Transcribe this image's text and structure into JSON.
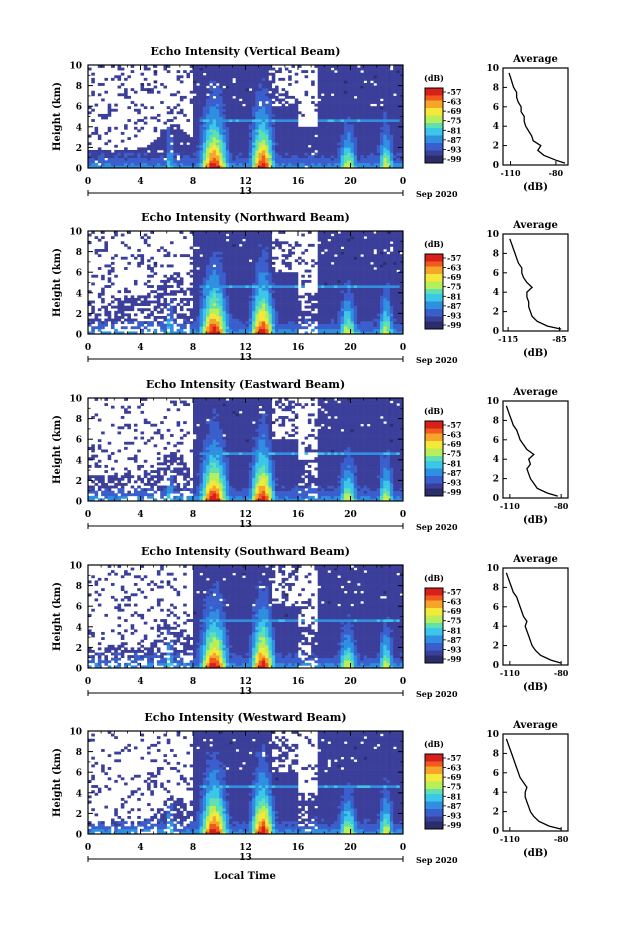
{
  "figure": {
    "x_axis_label": "Local Time",
    "date_label": "Sep 2020",
    "colorbar_unit": "(dB)",
    "colorbar_ticks": [
      "-57",
      "-63",
      "-69",
      "-75",
      "-81",
      "-87",
      "-93",
      "-99"
    ],
    "colormap": [
      "#2b2d6b",
      "#3b3f9a",
      "#3a5fcd",
      "#2f8fe0",
      "#3cc6e8",
      "#5fe0b0",
      "#b8ee5a",
      "#f4e83a",
      "#f7a52a",
      "#f05a1e",
      "#d8201a"
    ],
    "colorbar_top_color": "#d8201a",
    "colorbar_bottom_color": "#2b2d6b"
  },
  "chart_data": [
    {
      "type": "heatmap",
      "title": "Echo Intensity (Vertical Beam)",
      "ylabel": "Height (km)",
      "xlabel": "Local Time",
      "x_ticks": [
        "0",
        "4",
        "8",
        "12",
        "16",
        "20",
        "0"
      ],
      "date_tick": "13",
      "date_label": "Sep 2020",
      "y_ticks": [
        "0",
        "2",
        "4",
        "6",
        "8",
        "10"
      ],
      "xlim": [
        0,
        24
      ],
      "ylim": [
        0,
        10
      ],
      "colorbar": {
        "unit": "(dB)",
        "ticks": [
          "-57",
          "-63",
          "-69",
          "-75",
          "-81",
          "-87",
          "-93",
          "-99"
        ]
      },
      "average_profile": {
        "title": "Average",
        "xlabel": "(dB)",
        "x_ticks": [
          "-110",
          "-80"
        ],
        "xlim": [
          -115,
          -72
        ],
        "ylim": [
          0,
          10
        ],
        "y_ticks": [
          "0",
          "2",
          "4",
          "6",
          "8",
          "10"
        ],
        "heights": [
          0.2,
          0.5,
          1.0,
          1.5,
          2.0,
          2.5,
          3.0,
          3.5,
          4.0,
          4.5,
          5.0,
          5.5,
          6.0,
          6.5,
          7.0,
          7.5,
          8.0,
          8.5,
          9.0,
          9.5
        ],
        "values": [
          -74,
          -80,
          -88,
          -92,
          -90,
          -95,
          -96,
          -98,
          -100,
          -101,
          -101,
          -103,
          -103,
          -105,
          -106,
          -106,
          -108,
          -109,
          -110,
          -111
        ]
      }
    },
    {
      "type": "heatmap",
      "title": "Echo Intensity (Northward Beam)",
      "ylabel": "Height (km)",
      "xlabel": "Local Time",
      "x_ticks": [
        "0",
        "4",
        "8",
        "12",
        "16",
        "20",
        "0"
      ],
      "date_tick": "13",
      "date_label": "Sep 2020",
      "y_ticks": [
        "0",
        "2",
        "4",
        "6",
        "8",
        "10"
      ],
      "xlim": [
        0,
        24
      ],
      "ylim": [
        0,
        10
      ],
      "colorbar": {
        "unit": "(dB)",
        "ticks": [
          "-57",
          "-63",
          "-69",
          "-75",
          "-81",
          "-87",
          "-93",
          "-99"
        ]
      },
      "average_profile": {
        "title": "Average",
        "xlabel": "(dB)",
        "x_ticks": [
          "-115",
          "-85"
        ],
        "xlim": [
          -118,
          -80
        ],
        "ylim": [
          0,
          10
        ],
        "y_ticks": [
          "0",
          "2",
          "4",
          "6",
          "8",
          "10"
        ],
        "heights": [
          0.2,
          0.5,
          1.0,
          1.5,
          2.0,
          2.5,
          3.0,
          3.5,
          4.0,
          4.5,
          5.0,
          5.5,
          6.0,
          6.5,
          7.0,
          7.5,
          8.0,
          8.5,
          9.0,
          9.5
        ],
        "values": [
          -84,
          -92,
          -98,
          -101,
          -102,
          -103,
          -103,
          -104,
          -104,
          -101,
          -104,
          -106,
          -107,
          -107,
          -109,
          -110,
          -111,
          -112,
          -113,
          -114
        ]
      }
    },
    {
      "type": "heatmap",
      "title": "Echo Intensity (Eastward Beam)",
      "ylabel": "Height (km)",
      "xlabel": "Local Time",
      "x_ticks": [
        "0",
        "4",
        "8",
        "12",
        "16",
        "20",
        "0"
      ],
      "date_tick": "13",
      "date_label": "Sep 2020",
      "y_ticks": [
        "0",
        "2",
        "4",
        "6",
        "8",
        "10"
      ],
      "xlim": [
        0,
        24
      ],
      "ylim": [
        0,
        10
      ],
      "colorbar": {
        "unit": "(dB)",
        "ticks": [
          "-57",
          "-63",
          "-69",
          "-75",
          "-81",
          "-87",
          "-93",
          "-99"
        ]
      },
      "average_profile": {
        "title": "Average",
        "xlabel": "(dB)",
        "x_ticks": [
          "-110",
          "-80"
        ],
        "xlim": [
          -114,
          -76
        ],
        "ylim": [
          0,
          10
        ],
        "y_ticks": [
          "0",
          "2",
          "4",
          "6",
          "8",
          "10"
        ],
        "heights": [
          0.2,
          0.5,
          1.0,
          1.5,
          2.0,
          2.5,
          3.0,
          3.5,
          4.0,
          4.5,
          5.0,
          5.5,
          6.0,
          6.5,
          7.0,
          7.5,
          8.0,
          8.5,
          9.0,
          9.5
        ],
        "values": [
          -82,
          -88,
          -94,
          -96,
          -98,
          -99,
          -100,
          -98,
          -99,
          -96,
          -100,
          -102,
          -104,
          -105,
          -106,
          -108,
          -109,
          -110,
          -111,
          -112
        ]
      }
    },
    {
      "type": "heatmap",
      "title": "Echo Intensity (Southward Beam)",
      "ylabel": "Height (km)",
      "xlabel": "Local Time",
      "x_ticks": [
        "0",
        "4",
        "8",
        "12",
        "16",
        "20",
        "0"
      ],
      "date_tick": "13",
      "date_label": "Sep 2020",
      "y_ticks": [
        "0",
        "2",
        "4",
        "6",
        "8",
        "10"
      ],
      "xlim": [
        0,
        24
      ],
      "ylim": [
        0,
        10
      ],
      "colorbar": {
        "unit": "(dB)",
        "ticks": [
          "-57",
          "-63",
          "-69",
          "-75",
          "-81",
          "-87",
          "-93",
          "-99"
        ]
      },
      "average_profile": {
        "title": "Average",
        "xlabel": "(dB)",
        "x_ticks": [
          "-110",
          "-80"
        ],
        "xlim": [
          -114,
          -76
        ],
        "ylim": [
          0,
          10
        ],
        "y_ticks": [
          "0",
          "2",
          "4",
          "6",
          "8",
          "10"
        ],
        "heights": [
          0.2,
          0.5,
          1.0,
          1.5,
          2.0,
          2.5,
          3.0,
          3.5,
          4.0,
          4.5,
          5.0,
          5.5,
          6.0,
          6.5,
          7.0,
          7.5,
          8.0,
          8.5,
          9.0,
          9.5
        ],
        "values": [
          -80,
          -86,
          -92,
          -95,
          -97,
          -98,
          -99,
          -100,
          -101,
          -100,
          -102,
          -103,
          -104,
          -105,
          -106,
          -108,
          -109,
          -110,
          -111,
          -112
        ]
      }
    },
    {
      "type": "heatmap",
      "title": "Echo Intensity (Westward Beam)",
      "ylabel": "Height (km)",
      "xlabel": "Local Time",
      "x_ticks": [
        "0",
        "4",
        "8",
        "12",
        "16",
        "20",
        "0"
      ],
      "date_tick": "13",
      "date_label": "Sep 2020",
      "y_ticks": [
        "0",
        "2",
        "4",
        "6",
        "8",
        "10"
      ],
      "xlim": [
        0,
        24
      ],
      "ylim": [
        0,
        10
      ],
      "colorbar": {
        "unit": "(dB)",
        "ticks": [
          "-57",
          "-63",
          "-69",
          "-75",
          "-81",
          "-87",
          "-93",
          "-99"
        ]
      },
      "average_profile": {
        "title": "Average",
        "xlabel": "(dB)",
        "x_ticks": [
          "-110",
          "-80"
        ],
        "xlim": [
          -114,
          -76
        ],
        "ylim": [
          0,
          10
        ],
        "y_ticks": [
          "0",
          "2",
          "4",
          "6",
          "8",
          "10"
        ],
        "heights": [
          0.2,
          0.5,
          1.0,
          1.5,
          2.0,
          2.5,
          3.0,
          3.5,
          4.0,
          4.5,
          5.0,
          5.5,
          6.0,
          6.5,
          7.0,
          7.5,
          8.0,
          8.5,
          9.0,
          9.5
        ],
        "values": [
          -80,
          -87,
          -93,
          -96,
          -98,
          -99,
          -100,
          -101,
          -101,
          -100,
          -102,
          -104,
          -105,
          -106,
          -107,
          -108,
          -109,
          -110,
          -111,
          -112
        ]
      }
    }
  ]
}
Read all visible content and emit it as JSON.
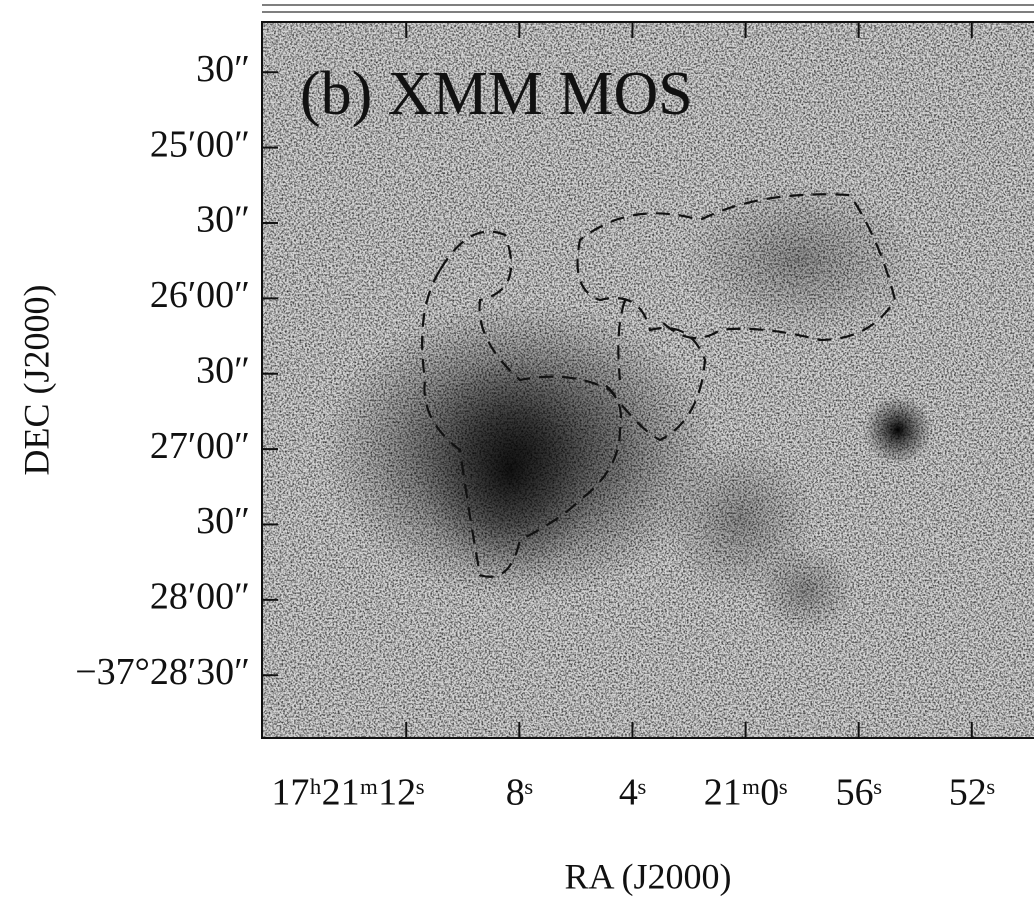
{
  "chart_data": {
    "type": "image",
    "title": "(b) XMM MOS",
    "xlabel": "RA (J2000)",
    "ylabel": "DEC (J2000)",
    "xlim": [
      77.1,
      49.8
    ],
    "xticks": [
      {
        "value": 72,
        "label": "17ʰ21ᵐ12ˢ"
      },
      {
        "value": 68,
        "label": "8ˢ"
      },
      {
        "value": 64,
        "label": "4ˢ"
      },
      {
        "value": 60,
        "label": "21ᵐ0ˢ"
      },
      {
        "value": 56,
        "label": "56ˢ"
      },
      {
        "value": 52,
        "label": "52ˢ"
      }
    ],
    "ylim": [
      -37.48194,
      -37.40278
    ],
    "yticks": [
      {
        "value": -37.408333,
        "label": "30″"
      },
      {
        "value": -37.416667,
        "label": "25′00″"
      },
      {
        "value": -37.425,
        "label": "30″"
      },
      {
        "value": -37.433333,
        "label": "26′00″"
      },
      {
        "value": -37.441667,
        "label": "30″"
      },
      {
        "value": -37.45,
        "label": "27′00″"
      },
      {
        "value": -37.458333,
        "label": "30″"
      },
      {
        "value": -37.466667,
        "label": "28′00″"
      },
      {
        "value": -37.475,
        "label": "−37°28′30″"
      }
    ]
  }
}
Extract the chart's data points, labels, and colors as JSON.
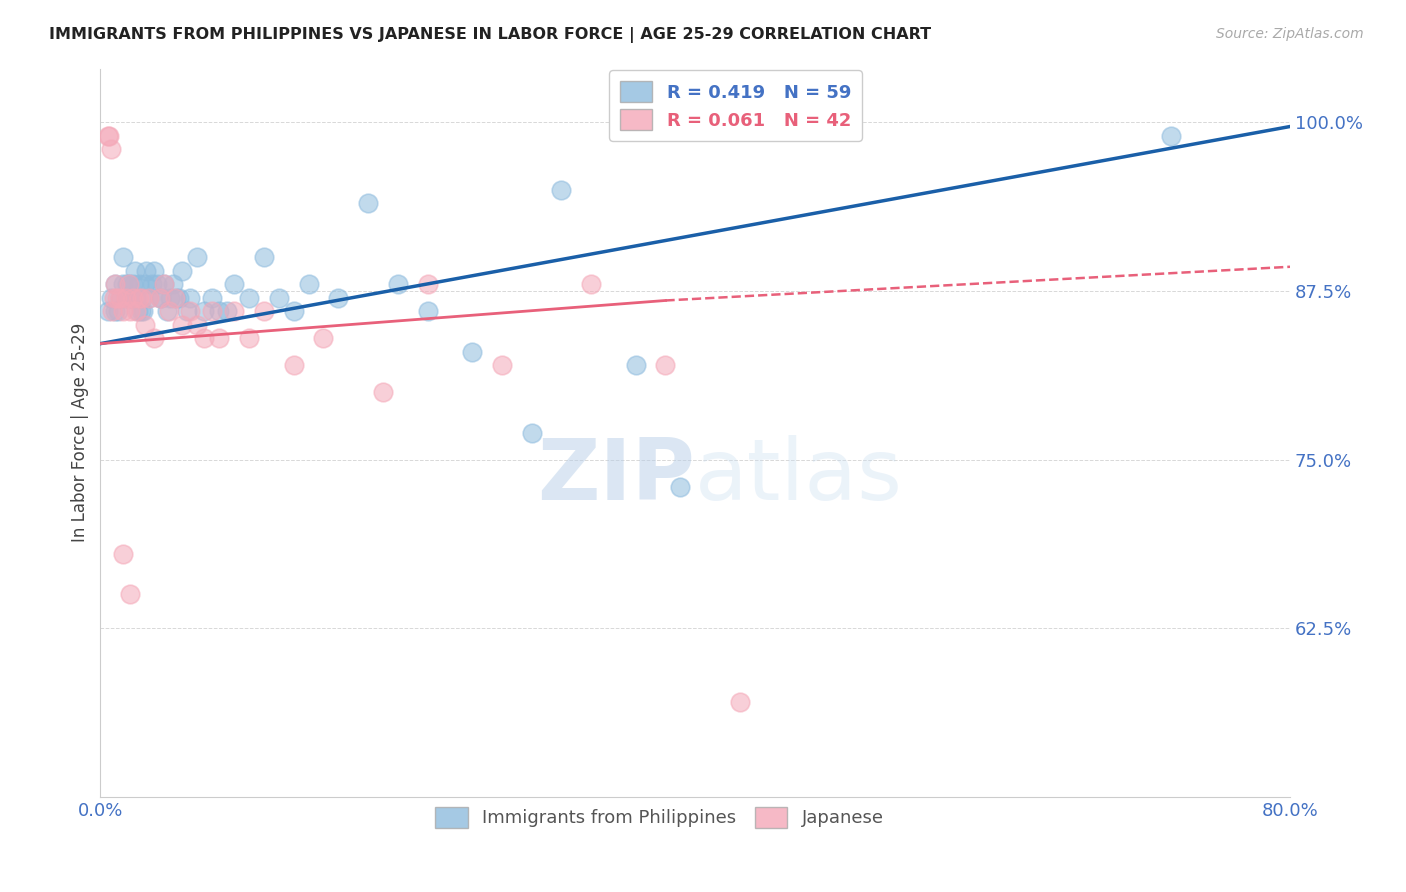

_Written instruction_: Show, from the listing above, each line that contains the word "Intensity".

_Exercise response_:
      "title": "Echo Intensity (Vertical Beam)",
      "title": "Echo Intensity (Northward Beam)",
      "title": "Echo Intensity (Eastward Beam)",
      "title": "Echo Intensity (Southward Beam)",
      "title": "Echo Intensity (Westward Beam)",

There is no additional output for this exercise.